What to produce – Give only the number of lines in the records below that contain the string "prendas". Case matters.

+---+

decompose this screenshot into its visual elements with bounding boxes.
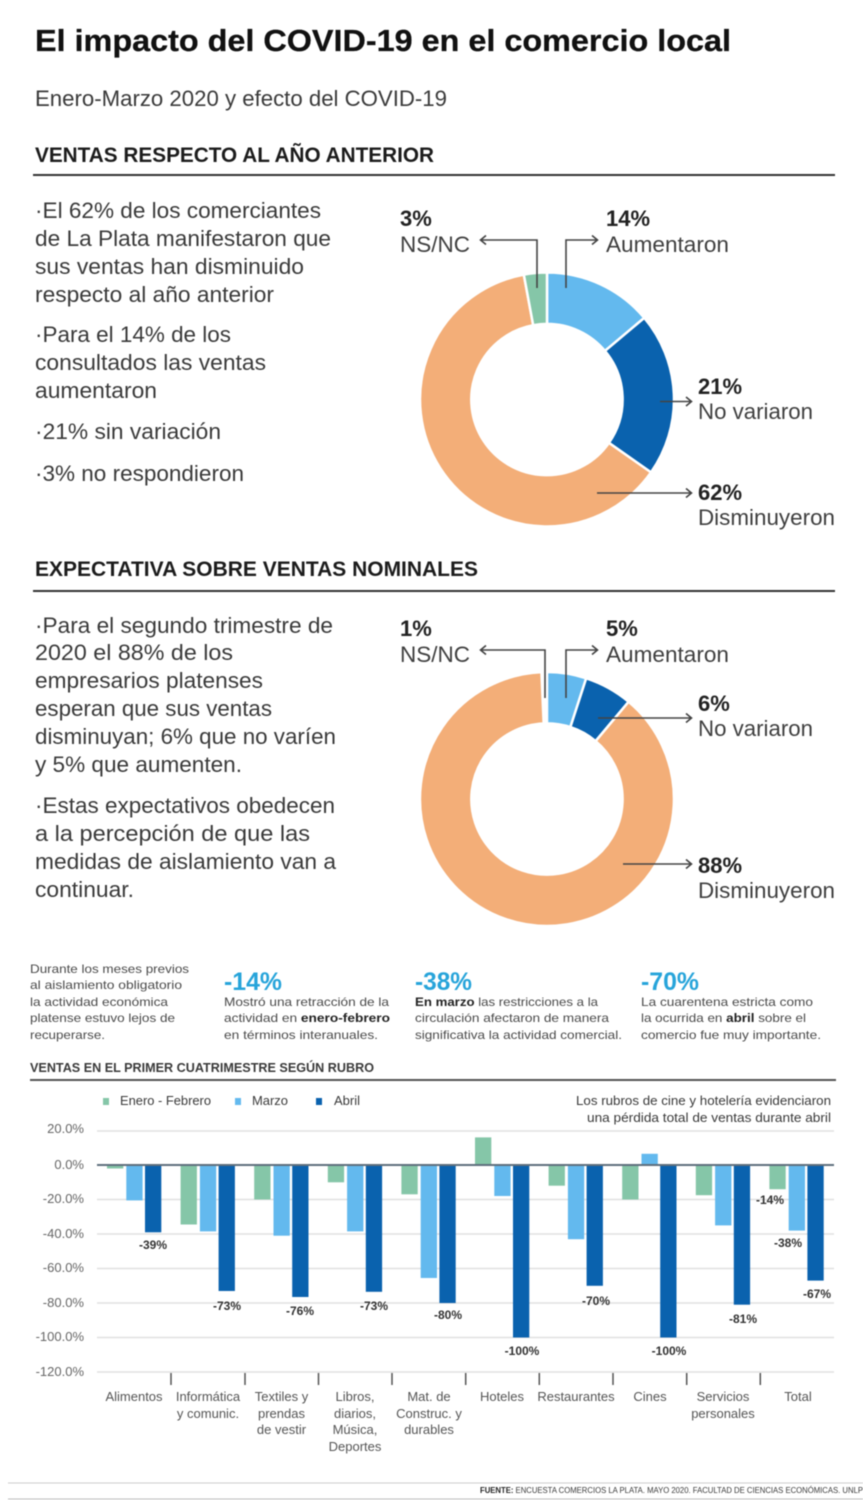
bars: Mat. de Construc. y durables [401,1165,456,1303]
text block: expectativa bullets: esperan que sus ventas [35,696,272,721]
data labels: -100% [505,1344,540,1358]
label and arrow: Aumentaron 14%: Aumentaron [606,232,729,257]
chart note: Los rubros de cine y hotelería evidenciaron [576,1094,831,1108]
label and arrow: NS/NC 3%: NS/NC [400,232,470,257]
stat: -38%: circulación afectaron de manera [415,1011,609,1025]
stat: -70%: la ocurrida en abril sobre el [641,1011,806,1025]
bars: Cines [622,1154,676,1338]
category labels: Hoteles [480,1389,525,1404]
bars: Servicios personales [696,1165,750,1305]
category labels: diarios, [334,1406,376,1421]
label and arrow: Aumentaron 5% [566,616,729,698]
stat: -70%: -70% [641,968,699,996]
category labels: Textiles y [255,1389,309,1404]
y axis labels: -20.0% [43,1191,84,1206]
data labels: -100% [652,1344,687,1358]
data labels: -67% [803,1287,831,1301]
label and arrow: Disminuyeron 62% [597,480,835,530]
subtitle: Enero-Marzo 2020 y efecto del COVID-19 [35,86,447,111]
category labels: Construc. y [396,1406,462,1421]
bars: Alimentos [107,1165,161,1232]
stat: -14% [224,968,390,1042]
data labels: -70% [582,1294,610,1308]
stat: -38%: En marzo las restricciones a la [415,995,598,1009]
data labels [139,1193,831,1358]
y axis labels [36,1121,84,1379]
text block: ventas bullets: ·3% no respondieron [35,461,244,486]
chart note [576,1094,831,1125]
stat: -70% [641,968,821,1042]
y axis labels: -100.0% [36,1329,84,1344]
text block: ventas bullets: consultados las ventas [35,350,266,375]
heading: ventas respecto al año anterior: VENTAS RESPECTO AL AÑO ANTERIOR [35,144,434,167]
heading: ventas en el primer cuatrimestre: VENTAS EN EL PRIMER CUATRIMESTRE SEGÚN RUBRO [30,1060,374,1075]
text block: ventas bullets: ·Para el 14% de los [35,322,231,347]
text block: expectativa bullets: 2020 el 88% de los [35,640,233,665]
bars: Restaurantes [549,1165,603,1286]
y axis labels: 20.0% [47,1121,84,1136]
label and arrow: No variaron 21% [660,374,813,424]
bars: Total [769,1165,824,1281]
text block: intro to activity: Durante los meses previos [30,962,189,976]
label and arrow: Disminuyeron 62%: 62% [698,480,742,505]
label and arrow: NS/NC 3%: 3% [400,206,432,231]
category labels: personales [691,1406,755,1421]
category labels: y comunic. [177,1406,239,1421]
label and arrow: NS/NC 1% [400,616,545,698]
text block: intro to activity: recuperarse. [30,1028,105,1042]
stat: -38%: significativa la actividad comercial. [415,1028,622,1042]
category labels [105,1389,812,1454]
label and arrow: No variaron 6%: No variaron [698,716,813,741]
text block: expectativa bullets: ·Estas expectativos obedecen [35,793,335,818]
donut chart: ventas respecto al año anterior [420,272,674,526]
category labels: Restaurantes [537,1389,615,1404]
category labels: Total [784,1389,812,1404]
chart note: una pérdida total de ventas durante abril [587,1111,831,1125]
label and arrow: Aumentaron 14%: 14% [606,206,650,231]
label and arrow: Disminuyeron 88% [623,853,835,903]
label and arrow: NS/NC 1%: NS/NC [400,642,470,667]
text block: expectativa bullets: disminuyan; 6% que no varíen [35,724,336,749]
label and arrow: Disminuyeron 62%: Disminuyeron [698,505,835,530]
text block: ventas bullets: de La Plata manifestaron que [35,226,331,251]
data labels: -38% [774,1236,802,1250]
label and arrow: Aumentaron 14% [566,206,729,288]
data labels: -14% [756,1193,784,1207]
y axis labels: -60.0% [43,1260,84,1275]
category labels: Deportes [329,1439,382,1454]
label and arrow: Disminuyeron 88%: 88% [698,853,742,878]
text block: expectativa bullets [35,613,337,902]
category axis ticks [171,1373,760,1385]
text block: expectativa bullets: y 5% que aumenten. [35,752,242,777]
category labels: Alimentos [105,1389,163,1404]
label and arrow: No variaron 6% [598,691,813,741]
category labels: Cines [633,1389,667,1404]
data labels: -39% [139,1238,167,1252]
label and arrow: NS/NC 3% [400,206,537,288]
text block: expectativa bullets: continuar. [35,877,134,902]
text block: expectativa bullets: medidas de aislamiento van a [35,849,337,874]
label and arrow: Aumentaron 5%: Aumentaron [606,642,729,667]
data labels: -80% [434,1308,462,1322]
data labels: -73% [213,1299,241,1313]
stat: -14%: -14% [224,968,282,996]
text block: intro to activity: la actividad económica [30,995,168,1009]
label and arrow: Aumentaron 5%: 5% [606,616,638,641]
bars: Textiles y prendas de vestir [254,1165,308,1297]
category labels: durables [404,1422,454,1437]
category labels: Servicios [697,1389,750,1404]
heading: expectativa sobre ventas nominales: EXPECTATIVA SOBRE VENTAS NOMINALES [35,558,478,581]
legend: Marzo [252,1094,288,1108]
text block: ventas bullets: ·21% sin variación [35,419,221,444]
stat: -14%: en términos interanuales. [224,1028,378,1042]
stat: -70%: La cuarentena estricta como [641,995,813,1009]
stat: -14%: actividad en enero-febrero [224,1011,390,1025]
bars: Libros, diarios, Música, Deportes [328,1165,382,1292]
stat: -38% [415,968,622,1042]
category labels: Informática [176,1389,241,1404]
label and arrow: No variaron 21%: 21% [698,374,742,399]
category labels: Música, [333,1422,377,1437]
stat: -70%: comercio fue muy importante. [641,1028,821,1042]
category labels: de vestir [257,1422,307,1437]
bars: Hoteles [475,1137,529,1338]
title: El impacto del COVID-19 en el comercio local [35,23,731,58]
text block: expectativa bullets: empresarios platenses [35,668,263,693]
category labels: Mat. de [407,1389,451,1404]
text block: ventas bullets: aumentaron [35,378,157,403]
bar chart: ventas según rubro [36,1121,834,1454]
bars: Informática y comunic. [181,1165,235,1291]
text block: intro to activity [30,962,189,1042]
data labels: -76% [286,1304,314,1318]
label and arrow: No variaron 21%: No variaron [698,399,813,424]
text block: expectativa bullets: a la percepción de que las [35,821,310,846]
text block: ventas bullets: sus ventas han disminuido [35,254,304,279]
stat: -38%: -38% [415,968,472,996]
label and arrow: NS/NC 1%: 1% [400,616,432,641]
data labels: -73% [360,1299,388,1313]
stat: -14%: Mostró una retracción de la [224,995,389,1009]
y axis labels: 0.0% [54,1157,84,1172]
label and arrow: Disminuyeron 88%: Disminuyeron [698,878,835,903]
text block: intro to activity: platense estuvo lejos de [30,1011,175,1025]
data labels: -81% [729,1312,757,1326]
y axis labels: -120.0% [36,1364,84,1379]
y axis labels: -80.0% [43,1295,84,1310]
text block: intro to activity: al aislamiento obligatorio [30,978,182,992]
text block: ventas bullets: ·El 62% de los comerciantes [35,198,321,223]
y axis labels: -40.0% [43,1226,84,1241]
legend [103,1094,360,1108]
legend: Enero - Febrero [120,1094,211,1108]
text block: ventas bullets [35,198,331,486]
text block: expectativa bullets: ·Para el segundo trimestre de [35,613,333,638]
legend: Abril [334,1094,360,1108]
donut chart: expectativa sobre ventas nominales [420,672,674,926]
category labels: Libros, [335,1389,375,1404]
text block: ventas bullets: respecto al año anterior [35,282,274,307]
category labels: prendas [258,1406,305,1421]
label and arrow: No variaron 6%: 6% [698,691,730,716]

+---+

Result for this exercise – 2